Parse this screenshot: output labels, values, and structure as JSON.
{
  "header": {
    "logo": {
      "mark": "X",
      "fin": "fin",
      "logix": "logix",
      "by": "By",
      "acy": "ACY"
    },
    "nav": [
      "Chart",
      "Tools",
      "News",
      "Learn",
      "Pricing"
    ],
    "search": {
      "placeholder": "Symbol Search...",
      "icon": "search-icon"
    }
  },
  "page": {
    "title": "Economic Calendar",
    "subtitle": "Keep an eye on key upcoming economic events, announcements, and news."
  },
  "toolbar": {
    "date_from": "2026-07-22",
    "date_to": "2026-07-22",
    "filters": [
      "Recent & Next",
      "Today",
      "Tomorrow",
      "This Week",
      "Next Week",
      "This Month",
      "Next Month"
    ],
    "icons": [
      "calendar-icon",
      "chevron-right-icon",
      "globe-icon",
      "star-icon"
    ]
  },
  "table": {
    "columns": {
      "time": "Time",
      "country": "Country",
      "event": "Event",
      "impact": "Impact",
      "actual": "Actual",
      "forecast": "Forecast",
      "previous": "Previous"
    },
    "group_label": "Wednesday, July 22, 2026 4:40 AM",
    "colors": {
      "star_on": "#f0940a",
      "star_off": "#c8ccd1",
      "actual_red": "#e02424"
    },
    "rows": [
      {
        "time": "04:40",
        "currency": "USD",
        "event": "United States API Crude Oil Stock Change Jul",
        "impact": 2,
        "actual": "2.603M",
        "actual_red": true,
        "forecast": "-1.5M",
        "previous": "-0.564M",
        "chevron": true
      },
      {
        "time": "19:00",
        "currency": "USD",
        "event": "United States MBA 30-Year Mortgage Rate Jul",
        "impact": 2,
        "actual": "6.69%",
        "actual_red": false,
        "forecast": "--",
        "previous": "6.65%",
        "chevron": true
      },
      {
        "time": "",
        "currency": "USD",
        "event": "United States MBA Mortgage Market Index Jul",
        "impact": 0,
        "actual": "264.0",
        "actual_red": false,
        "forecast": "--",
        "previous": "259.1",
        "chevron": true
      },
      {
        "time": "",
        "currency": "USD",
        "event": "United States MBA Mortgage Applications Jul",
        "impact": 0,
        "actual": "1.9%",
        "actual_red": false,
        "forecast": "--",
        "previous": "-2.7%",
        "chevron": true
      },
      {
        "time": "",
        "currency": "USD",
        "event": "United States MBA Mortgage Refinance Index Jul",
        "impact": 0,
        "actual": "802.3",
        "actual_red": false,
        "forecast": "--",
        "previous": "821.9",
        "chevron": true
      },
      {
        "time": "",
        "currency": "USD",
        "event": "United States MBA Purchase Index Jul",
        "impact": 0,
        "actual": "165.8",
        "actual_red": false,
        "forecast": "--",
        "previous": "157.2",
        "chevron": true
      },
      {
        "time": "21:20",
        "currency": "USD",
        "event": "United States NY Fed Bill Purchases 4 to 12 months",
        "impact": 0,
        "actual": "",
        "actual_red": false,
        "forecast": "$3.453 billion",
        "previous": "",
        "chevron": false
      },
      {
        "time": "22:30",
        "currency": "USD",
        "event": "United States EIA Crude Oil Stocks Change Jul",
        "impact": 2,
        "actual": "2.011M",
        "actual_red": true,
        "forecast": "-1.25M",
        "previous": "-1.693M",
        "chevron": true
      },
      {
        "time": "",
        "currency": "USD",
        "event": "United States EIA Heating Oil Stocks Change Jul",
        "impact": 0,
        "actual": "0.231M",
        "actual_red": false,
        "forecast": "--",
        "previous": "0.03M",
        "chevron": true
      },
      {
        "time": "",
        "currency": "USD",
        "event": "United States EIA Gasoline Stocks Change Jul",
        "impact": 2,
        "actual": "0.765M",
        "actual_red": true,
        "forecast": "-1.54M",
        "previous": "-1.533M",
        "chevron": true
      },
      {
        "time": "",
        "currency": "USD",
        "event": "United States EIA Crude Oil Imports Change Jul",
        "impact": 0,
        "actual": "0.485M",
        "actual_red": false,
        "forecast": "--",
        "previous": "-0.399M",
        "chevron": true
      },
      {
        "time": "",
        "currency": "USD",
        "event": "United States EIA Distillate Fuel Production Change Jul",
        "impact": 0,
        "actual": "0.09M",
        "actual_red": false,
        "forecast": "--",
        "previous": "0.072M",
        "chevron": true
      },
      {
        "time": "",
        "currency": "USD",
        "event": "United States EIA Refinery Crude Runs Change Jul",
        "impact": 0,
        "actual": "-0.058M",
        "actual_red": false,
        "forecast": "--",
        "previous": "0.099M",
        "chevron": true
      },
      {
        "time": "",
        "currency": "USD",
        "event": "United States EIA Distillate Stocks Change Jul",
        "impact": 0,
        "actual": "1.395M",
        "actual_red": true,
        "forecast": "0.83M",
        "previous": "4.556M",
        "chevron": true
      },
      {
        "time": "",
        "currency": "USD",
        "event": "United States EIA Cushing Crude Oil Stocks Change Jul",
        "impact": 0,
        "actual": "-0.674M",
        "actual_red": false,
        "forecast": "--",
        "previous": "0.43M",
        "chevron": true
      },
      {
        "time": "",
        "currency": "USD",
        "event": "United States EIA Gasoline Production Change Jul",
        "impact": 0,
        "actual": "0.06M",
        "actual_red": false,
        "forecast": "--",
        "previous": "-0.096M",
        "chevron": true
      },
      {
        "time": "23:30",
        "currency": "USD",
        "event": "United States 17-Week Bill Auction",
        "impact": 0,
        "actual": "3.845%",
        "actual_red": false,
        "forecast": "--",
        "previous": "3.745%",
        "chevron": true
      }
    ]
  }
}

□ □ □ □ □ □ □

All of the entries above need to be reproduced exactly.

» **EXPECTED ANSWER**:
Parse this screenshot: output labels, values, and structure as JSON.
{
  "header": {
    "logo": {
      "mark": "X",
      "fin": "fin",
      "logix": "logix",
      "by": "By",
      "acy": "ACY"
    },
    "nav": [
      "Chart",
      "Tools",
      "News",
      "Learn",
      "Pricing"
    ],
    "search": {
      "placeholder": "Symbol Search...",
      "icon": "search-icon"
    }
  },
  "page": {
    "title": "Economic Calendar",
    "subtitle": "Keep an eye on key upcoming economic events, announcements, and news."
  },
  "toolbar": {
    "date_from": "2026-07-22",
    "date_to": "2026-07-22",
    "filters": [
      "Recent & Next",
      "Today",
      "Tomorrow",
      "This Week",
      "Next Week",
      "This Month",
      "Next Month"
    ],
    "icons": [
      "calendar-icon",
      "chevron-right-icon",
      "globe-icon",
      "star-icon"
    ]
  },
  "table": {
    "columns": {
      "time": "Time",
      "country": "Country",
      "event": "Event",
      "impact": "Impact",
      "actual": "Actual",
      "forecast": "Forecast",
      "previous": "Previous"
    },
    "group_label": "Wednesday, July 22, 2026 4:40 AM",
    "colors": {
      "star_on": "#f0940a",
      "star_off": "#c8ccd1",
      "actual_red": "#e02424"
    },
    "rows": [
      {
        "time": "04:40",
        "currency": "USD",
        "event": "United States API Crude Oil Stock Change Jul",
        "impact": 2,
        "actual": "2.603M",
        "actual_red": true,
        "forecast": "-1.5M",
        "previous": "-0.564M",
        "chevron": true
      },
      {
        "time": "19:00",
        "currency": "USD",
        "event": "United States MBA 30-Year Mortgage Rate Jul",
        "impact": 2,
        "actual": "6.69%",
        "actual_red": false,
        "forecast": "--",
        "previous": "6.65%",
        "chevron": true
      },
      {
        "time": "",
        "currency": "USD",
        "event": "United States MBA Mortgage Market Index Jul",
        "impact": 0,
        "actual": "264.0",
        "actual_red": false,
        "forecast": "--",
        "previous": "259.1",
        "chevron": true
      },
      {
        "time": "",
        "currency": "USD",
        "event": "United States MBA Mortgage Applications Jul",
        "impact": 0,
        "actual": "1.9%",
        "actual_red": false,
        "forecast": "--",
        "previous": "-2.7%",
        "chevron": true
      },
      {
        "time": "",
        "currency": "USD",
        "event": "United States MBA Mortgage Refinance Index Jul",
        "impact": 0,
        "actual": "802.3",
        "actual_red": false,
        "forecast": "--",
        "previous": "821.9",
        "chevron": true
      },
      {
        "time": "",
        "currency": "USD",
        "event": "United States MBA Purchase Index Jul",
        "impact": 0,
        "actual": "165.8",
        "actual_red": false,
        "forecast": "--",
        "previous": "157.2",
        "chevron": true
      },
      {
        "time": "21:20",
        "currency": "USD",
        "event": "United States NY Fed Bill Purchases 4 to 12 months",
        "impact": 0,
        "actual": "",
        "actual_red": false,
        "forecast": "$3.453 billion",
        "previous": "",
        "chevron": false
      },
      {
        "time": "22:30",
        "currency": "USD",
        "event": "United States EIA Crude Oil Stocks Change Jul",
        "impact": 2,
        "actual": "2.011M",
        "actual_red": true,
        "forecast": "-1.25M",
        "previous": "-1.693M",
        "chevron": true
      },
      {
        "time": "",
        "currency": "USD",
        "event": "United States EIA Heating Oil Stocks Change Jul",
        "impact": 0,
        "actual": "0.231M",
        "actual_red": false,
        "forecast": "--",
        "previous": "0.03M",
        "chevron": true
      },
      {
        "time": "",
        "currency": "USD",
        "event": "United States EIA Gasoline Stocks Change Jul",
        "impact": 2,
        "actual": "0.765M",
        "actual_red": true,
        "forecast": "-1.54M",
        "previous": "-1.533M",
        "chevron": true
      },
      {
        "time": "",
        "currency": "USD",
        "event": "United States EIA Crude Oil Imports Change Jul",
        "impact": 0,
        "actual": "0.485M",
        "actual_red": false,
        "forecast": "--",
        "previous": "-0.399M",
        "chevron": true
      },
      {
        "time": "",
        "currency": "USD",
        "event": "United States EIA Distillate Fuel Production Change Jul",
        "impact": 0,
        "actual": "0.09M",
        "actual_red": false,
        "forecast": "--",
        "previous": "0.072M",
        "chevron": true
      },
      {
        "time": "",
        "currency": "USD",
        "event": "United States EIA Refinery Crude Runs Change Jul",
        "impact": 0,
        "actual": "-0.058M",
        "actual_red": false,
        "forecast": "--",
        "previous": "0.099M",
        "chevron": true
      },
      {
        "time": "",
        "currency": "USD",
        "event": "United States EIA Distillate Stocks Change Jul",
        "impact": 0,
        "actual": "1.395M",
        "actual_red": true,
        "forecast": "0.83M",
        "previous": "4.556M",
        "chevron": true
      },
      {
        "time": "",
        "currency": "USD",
        "event": "United States EIA Cushing Crude Oil Stocks Change Jul",
        "impact": 0,
        "actual": "-0.674M",
        "actual_red": false,
        "forecast": "--",
        "previous": "0.43M",
        "chevron": true
      },
      {
        "time": "",
        "currency": "USD",
        "event": "United States EIA Gasoline Production Change Jul",
        "impact": 0,
        "actual": "0.06M",
        "actual_red": false,
        "forecast": "--",
        "previous": "-0.096M",
        "chevron": true
      },
      {
        "time": "23:30",
        "currency": "USD",
        "event": "United States 17-Week Bill Auction",
        "impact": 0,
        "actual": "3.845%",
        "actual_red": false,
        "forecast": "--",
        "previous": "3.745%",
        "chevron": true
      }
    ]
  }
}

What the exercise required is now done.